START EXTRACTED ENTRIES

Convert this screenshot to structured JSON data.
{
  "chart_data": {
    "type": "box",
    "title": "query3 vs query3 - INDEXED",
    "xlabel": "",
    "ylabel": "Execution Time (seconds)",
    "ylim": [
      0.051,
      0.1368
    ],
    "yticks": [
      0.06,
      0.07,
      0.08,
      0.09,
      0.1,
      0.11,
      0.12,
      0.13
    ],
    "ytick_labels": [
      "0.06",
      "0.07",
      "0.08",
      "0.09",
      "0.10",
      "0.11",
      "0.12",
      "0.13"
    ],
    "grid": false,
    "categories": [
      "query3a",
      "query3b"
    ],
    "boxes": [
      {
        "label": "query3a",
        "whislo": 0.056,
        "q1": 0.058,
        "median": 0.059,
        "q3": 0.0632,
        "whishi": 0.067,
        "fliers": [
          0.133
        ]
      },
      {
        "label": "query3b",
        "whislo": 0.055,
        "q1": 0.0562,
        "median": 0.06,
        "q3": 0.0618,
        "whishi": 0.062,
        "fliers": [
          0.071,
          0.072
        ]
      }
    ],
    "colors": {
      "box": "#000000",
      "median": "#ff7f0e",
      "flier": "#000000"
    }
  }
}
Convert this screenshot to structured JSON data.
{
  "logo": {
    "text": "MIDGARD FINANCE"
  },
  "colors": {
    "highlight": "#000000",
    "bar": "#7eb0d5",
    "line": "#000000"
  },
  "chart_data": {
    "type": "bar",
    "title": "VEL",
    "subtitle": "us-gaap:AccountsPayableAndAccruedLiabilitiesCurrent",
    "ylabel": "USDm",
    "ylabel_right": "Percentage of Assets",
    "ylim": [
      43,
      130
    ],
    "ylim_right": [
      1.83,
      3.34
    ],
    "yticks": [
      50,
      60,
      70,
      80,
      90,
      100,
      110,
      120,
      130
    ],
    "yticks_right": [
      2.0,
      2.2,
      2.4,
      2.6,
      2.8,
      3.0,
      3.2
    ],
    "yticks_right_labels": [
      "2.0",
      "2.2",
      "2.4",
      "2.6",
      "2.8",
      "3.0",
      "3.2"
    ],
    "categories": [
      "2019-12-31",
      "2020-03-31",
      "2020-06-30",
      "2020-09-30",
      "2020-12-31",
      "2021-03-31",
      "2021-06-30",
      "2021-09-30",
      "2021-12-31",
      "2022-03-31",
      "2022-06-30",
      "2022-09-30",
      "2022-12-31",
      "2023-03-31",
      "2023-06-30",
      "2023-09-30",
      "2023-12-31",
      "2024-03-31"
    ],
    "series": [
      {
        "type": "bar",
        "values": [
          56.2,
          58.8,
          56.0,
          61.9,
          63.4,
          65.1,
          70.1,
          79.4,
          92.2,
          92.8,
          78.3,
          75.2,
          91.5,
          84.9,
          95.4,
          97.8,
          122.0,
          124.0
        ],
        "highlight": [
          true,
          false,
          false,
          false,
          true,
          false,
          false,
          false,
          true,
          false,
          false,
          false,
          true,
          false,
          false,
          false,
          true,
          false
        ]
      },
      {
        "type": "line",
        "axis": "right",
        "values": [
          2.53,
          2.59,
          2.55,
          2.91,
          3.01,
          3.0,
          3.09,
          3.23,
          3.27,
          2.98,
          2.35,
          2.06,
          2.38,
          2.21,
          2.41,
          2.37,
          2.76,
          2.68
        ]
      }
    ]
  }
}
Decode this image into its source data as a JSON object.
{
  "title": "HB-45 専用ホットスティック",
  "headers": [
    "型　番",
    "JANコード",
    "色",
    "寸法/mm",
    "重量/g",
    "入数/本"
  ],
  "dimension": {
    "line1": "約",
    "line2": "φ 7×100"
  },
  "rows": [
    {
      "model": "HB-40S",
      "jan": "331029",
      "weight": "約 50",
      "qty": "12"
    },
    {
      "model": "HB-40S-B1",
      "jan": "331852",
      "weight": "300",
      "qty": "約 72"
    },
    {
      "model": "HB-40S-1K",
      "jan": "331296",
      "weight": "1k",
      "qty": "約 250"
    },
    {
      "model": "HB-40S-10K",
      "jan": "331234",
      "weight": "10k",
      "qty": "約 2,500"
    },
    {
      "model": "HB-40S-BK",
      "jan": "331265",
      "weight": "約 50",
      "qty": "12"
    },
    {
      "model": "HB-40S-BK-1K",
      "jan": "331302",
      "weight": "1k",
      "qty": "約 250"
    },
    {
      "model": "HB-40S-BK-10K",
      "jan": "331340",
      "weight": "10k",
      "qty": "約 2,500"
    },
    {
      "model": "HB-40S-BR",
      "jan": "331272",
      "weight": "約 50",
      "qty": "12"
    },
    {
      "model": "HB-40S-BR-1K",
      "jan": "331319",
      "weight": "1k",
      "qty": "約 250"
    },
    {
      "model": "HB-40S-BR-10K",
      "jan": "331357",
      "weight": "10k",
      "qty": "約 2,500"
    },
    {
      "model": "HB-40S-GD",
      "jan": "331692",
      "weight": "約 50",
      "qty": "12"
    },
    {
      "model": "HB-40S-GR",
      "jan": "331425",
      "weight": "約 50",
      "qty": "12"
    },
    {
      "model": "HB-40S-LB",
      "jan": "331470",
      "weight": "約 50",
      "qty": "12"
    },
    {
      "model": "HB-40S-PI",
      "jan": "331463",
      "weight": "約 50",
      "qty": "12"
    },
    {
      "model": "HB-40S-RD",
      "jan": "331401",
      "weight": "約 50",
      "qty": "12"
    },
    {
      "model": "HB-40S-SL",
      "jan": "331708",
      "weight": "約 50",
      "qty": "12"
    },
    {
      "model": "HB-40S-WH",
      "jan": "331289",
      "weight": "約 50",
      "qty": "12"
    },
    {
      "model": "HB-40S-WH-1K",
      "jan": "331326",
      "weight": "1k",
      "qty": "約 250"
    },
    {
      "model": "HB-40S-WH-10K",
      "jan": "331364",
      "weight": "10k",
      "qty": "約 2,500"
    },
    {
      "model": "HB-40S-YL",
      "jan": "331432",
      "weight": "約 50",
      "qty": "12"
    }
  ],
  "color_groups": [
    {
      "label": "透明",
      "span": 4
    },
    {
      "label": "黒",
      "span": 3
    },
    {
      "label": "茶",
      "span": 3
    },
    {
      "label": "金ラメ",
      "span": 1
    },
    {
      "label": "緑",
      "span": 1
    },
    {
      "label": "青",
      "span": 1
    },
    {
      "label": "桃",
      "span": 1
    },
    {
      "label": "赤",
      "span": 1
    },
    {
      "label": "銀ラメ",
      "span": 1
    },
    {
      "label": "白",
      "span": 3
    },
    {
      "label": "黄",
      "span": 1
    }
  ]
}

END EXTRACTED ENTRIES

Produce an exact copy of every entry above.

Convert this screenshot to structured JSON data.
{
  "chart_data": {
    "type": "box",
    "title": "query3 vs query3 - INDEXED",
    "xlabel": "",
    "ylabel": "Execution Time (seconds)",
    "ylim": [
      0.051,
      0.1368
    ],
    "yticks": [
      0.06,
      0.07,
      0.08,
      0.09,
      0.1,
      0.11,
      0.12,
      0.13
    ],
    "ytick_labels": [
      "0.06",
      "0.07",
      "0.08",
      "0.09",
      "0.10",
      "0.11",
      "0.12",
      "0.13"
    ],
    "grid": false,
    "categories": [
      "query3a",
      "query3b"
    ],
    "boxes": [
      {
        "label": "query3a",
        "whislo": 0.056,
        "q1": 0.058,
        "median": 0.059,
        "q3": 0.0632,
        "whishi": 0.067,
        "fliers": [
          0.133
        ]
      },
      {
        "label": "query3b",
        "whislo": 0.055,
        "q1": 0.0562,
        "median": 0.06,
        "q3": 0.0618,
        "whishi": 0.062,
        "fliers": [
          0.071,
          0.072
        ]
      }
    ],
    "colors": {
      "box": "#000000",
      "median": "#ff7f0e",
      "flier": "#000000"
    }
  }
}
Convert this screenshot to structured JSON data.
{
  "logo": {
    "text": "MIDGARD FINANCE"
  },
  "colors": {
    "highlight": "#000000",
    "bar": "#7eb0d5",
    "line": "#000000"
  },
  "chart_data": {
    "type": "bar",
    "title": "VEL",
    "subtitle": "us-gaap:AccountsPayableAndAccruedLiabilitiesCurrent",
    "ylabel": "USDm",
    "ylabel_right": "Percentage of Assets",
    "ylim": [
      43,
      130
    ],
    "ylim_right": [
      1.83,
      3.34
    ],
    "yticks": [
      50,
      60,
      70,
      80,
      90,
      100,
      110,
      120,
      130
    ],
    "yticks_right": [
      2.0,
      2.2,
      2.4,
      2.6,
      2.8,
      3.0,
      3.2
    ],
    "yticks_right_labels": [
      "2.0",
      "2.2",
      "2.4",
      "2.6",
      "2.8",
      "3.0",
      "3.2"
    ],
    "categories": [
      "2019-12-31",
      "2020-03-31",
      "2020-06-30",
      "2020-09-30",
      "2020-12-31",
      "2021-03-31",
      "2021-06-30",
      "2021-09-30",
      "2021-12-31",
      "2022-03-31",
      "2022-06-30",
      "2022-09-30",
      "2022-12-31",
      "2023-03-31",
      "2023-06-30",
      "2023-09-30",
      "2023-12-31",
      "2024-03-31"
    ],
    "series": [
      {
        "type": "bar",
        "values": [
          56.2,
          58.8,
          56.0,
          61.9,
          63.4,
          65.1,
          70.1,
          79.4,
          92.2,
          92.8,
          78.3,
          75.2,
          91.5,
          84.9,
          95.4,
          97.8,
          122.0,
          124.0
        ],
        "highlight": [
          true,
          false,
          false,
          false,
          true,
          false,
          false,
          false,
          true,
          false,
          false,
          false,
          true,
          false,
          false,
          false,
          true,
          false
        ]
      },
      {
        "type": "line",
        "axis": "right",
        "values": [
          2.53,
          2.59,
          2.55,
          2.91,
          3.01,
          3.0,
          3.09,
          3.23,
          3.27,
          2.98,
          2.35,
          2.06,
          2.38,
          2.21,
          2.41,
          2.37,
          2.76,
          2.68
        ]
      }
    ]
  }
}
Decode this image into its source data as a JSON object.
{
  "title": "HB-45 専用ホットスティック",
  "headers": [
    "型　番",
    "JANコード",
    "色",
    "寸法/mm",
    "重量/g",
    "入数/本"
  ],
  "dimension": {
    "line1": "約",
    "line2": "φ 7×100"
  },
  "rows": [
    {
      "model": "HB-40S",
      "jan": "331029",
      "weight": "約 50",
      "qty": "12"
    },
    {
      "model": "HB-40S-B1",
      "jan": "331852",
      "weight": "300",
      "qty": "約 72"
    },
    {
      "model": "HB-40S-1K",
      "jan": "331296",
      "weight": "1k",
      "qty": "約 250"
    },
    {
      "model": "HB-40S-10K",
      "jan": "331234",
      "weight": "10k",
      "qty": "約 2,500"
    },
    {
      "model": "HB-40S-BK",
      "jan": "331265",
      "weight": "約 50",
      "qty": "12"
    },
    {
      "model": "HB-40S-BK-1K",
      "jan": "331302",
      "weight": "1k",
      "qty": "約 250"
    },
    {
      "model": "HB-40S-BK-10K",
      "jan": "331340",
      "weight": "10k",
      "qty": "約 2,500"
    },
    {
      "model": "HB-40S-BR",
      "jan": "331272",
      "weight": "約 50",
      "qty": "12"
    },
    {
      "model": "HB-40S-BR-1K",
      "jan": "331319",
      "weight": "1k",
      "qty": "約 250"
    },
    {
      "model": "HB-40S-BR-10K",
      "jan": "331357",
      "weight": "10k",
      "qty": "約 2,500"
    },
    {
      "model": "HB-40S-GD",
      "jan": "331692",
      "weight": "約 50",
      "qty": "12"
    },
    {
      "model": "HB-40S-GR",
      "jan": "331425",
      "weight": "約 50",
      "qty": "12"
    },
    {
      "model": "HB-40S-LB",
      "jan": "331470",
      "weight": "約 50",
      "qty": "12"
    },
    {
      "model": "HB-40S-PI",
      "jan": "331463",
      "weight": "約 50",
      "qty": "12"
    },
    {
      "model": "HB-40S-RD",
      "jan": "331401",
      "weight": "約 50",
      "qty": "12"
    },
    {
      "model": "HB-40S-SL",
      "jan": "331708",
      "weight": "約 50",
      "qty": "12"
    },
    {
      "model": "HB-40S-WH",
      "jan": "331289",
      "weight": "約 50",
      "qty": "12"
    },
    {
      "model": "HB-40S-WH-1K",
      "jan": "331326",
      "weight": "1k",
      "qty": "約 250"
    },
    {
      "model": "HB-40S-WH-10K",
      "jan": "331364",
      "weight": "10k",
      "qty": "約 2,500"
    },
    {
      "model": "HB-40S-YL",
      "jan": "331432",
      "weight": "約 50",
      "qty": "12"
    }
  ],
  "color_groups": [
    {
      "label": "透明",
      "span": 4
    },
    {
      "label": "黒",
      "span": 3
    },
    {
      "label": "茶",
      "span": 3
    },
    {
      "label": "金ラメ",
      "span": 1
    },
    {
      "label": "緑",
      "span": 1
    },
    {
      "label": "青",
      "span": 1
    },
    {
      "label": "桃",
      "span": 1
    },
    {
      "label": "赤",
      "span": 1
    },
    {
      "label": "銀ラメ",
      "span": 1
    },
    {
      "label": "白",
      "span": 3
    },
    {
      "label": "黄",
      "span": 1
    }
  ]
}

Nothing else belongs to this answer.